- Instructions for the task -
The data below must be copied in full and without any change.

════════════════

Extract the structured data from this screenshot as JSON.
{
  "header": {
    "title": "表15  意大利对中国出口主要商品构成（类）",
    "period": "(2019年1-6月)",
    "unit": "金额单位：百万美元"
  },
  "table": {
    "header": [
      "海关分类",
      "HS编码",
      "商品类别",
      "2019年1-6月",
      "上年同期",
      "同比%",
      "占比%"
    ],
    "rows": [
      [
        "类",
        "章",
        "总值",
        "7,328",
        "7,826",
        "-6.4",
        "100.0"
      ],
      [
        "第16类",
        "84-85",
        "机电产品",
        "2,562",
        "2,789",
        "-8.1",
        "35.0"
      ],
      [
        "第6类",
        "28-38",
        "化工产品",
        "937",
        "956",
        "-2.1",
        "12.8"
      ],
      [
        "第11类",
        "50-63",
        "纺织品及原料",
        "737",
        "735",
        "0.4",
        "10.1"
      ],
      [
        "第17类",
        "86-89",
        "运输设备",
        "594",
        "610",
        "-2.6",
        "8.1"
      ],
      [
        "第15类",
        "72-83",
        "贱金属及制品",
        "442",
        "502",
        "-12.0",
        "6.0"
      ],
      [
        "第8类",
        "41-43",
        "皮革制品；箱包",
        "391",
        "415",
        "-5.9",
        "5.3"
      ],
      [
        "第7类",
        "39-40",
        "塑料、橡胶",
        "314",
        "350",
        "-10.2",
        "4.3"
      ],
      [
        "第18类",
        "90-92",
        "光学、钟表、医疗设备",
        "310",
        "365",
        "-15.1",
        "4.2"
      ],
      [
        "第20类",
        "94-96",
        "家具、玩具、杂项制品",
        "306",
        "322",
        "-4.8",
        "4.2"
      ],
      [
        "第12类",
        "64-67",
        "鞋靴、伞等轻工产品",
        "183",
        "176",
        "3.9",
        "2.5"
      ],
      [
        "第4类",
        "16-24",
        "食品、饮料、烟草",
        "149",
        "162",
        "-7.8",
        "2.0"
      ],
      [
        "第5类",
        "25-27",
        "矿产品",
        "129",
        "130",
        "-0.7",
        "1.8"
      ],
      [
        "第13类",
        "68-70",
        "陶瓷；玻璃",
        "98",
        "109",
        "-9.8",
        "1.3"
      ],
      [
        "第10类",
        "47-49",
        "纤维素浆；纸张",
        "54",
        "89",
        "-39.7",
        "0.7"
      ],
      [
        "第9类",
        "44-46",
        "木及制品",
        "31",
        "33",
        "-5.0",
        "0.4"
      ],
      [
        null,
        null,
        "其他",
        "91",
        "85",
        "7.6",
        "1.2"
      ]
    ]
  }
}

════════════════

- Completed exercise -
Extract the structured data from this screenshot as JSON.
{
  "header": {
    "title": "表15  意大利对中国出口主要商品构成（类）",
    "period": "(2019年1-6月)",
    "unit": "金额单位：百万美元"
  },
  "table": {
    "header": [
      "海关分类",
      "HS编码",
      "商品类别",
      "2019年1-6月",
      "上年同期",
      "同比%",
      "占比%"
    ],
    "rows": [
      [
        "类",
        "章",
        "总值",
        "7,328",
        "7,826",
        "-6.4",
        "100.0"
      ],
      [
        "第16类",
        "84-85",
        "机电产品",
        "2,562",
        "2,789",
        "-8.1",
        "35.0"
      ],
      [
        "第6类",
        "28-38",
        "化工产品",
        "937",
        "956",
        "-2.1",
        "12.8"
      ],
      [
        "第11类",
        "50-63",
        "纺织品及原料",
        "737",
        "735",
        "0.4",
        "10.1"
      ],
      [
        "第17类",
        "86-89",
        "运输设备",
        "594",
        "610",
        "-2.6",
        "8.1"
      ],
      [
        "第15类",
        "72-83",
        "贱金属及制品",
        "442",
        "502",
        "-12.0",
        "6.0"
      ],
      [
        "第8类",
        "41-43",
        "皮革制品；箱包",
        "391",
        "415",
        "-5.9",
        "5.3"
      ],
      [
        "第7类",
        "39-40",
        "塑料、橡胶",
        "314",
        "350",
        "-10.2",
        "4.3"
      ],
      [
        "第18类",
        "90-92",
        "光学、钟表、医疗设备",
        "310",
        "365",
        "-15.1",
        "4.2"
      ],
      [
        "第20类",
        "94-96",
        "家具、玩具、杂项制品",
        "306",
        "322",
        "-4.8",
        "4.2"
      ],
      [
        "第12类",
        "64-67",
        "鞋靴、伞等轻工产品",
        "183",
        "176",
        "3.9",
        "2.5"
      ],
      [
        "第4类",
        "16-24",
        "食品、饮料、烟草",
        "149",
        "162",
        "-7.8",
        "2.0"
      ],
      [
        "第5类",
        "25-27",
        "矿产品",
        "129",
        "130",
        "-0.7",
        "1.8"
      ],
      [
        "第13类",
        "68-70",
        "陶瓷；玻璃",
        "98",
        "109",
        "-9.8",
        "1.3"
      ],
      [
        "第10类",
        "47-49",
        "纤维素浆；纸张",
        "54",
        "89",
        "-39.7",
        "0.7"
      ],
      [
        "第9类",
        "44-46",
        "木及制品",
        "31",
        "33",
        "-5.0",
        "0.4"
      ],
      [
        null,
        null,
        "其他",
        "91",
        "85",
        "7.6",
        "1.2"
      ]
    ]
  }
}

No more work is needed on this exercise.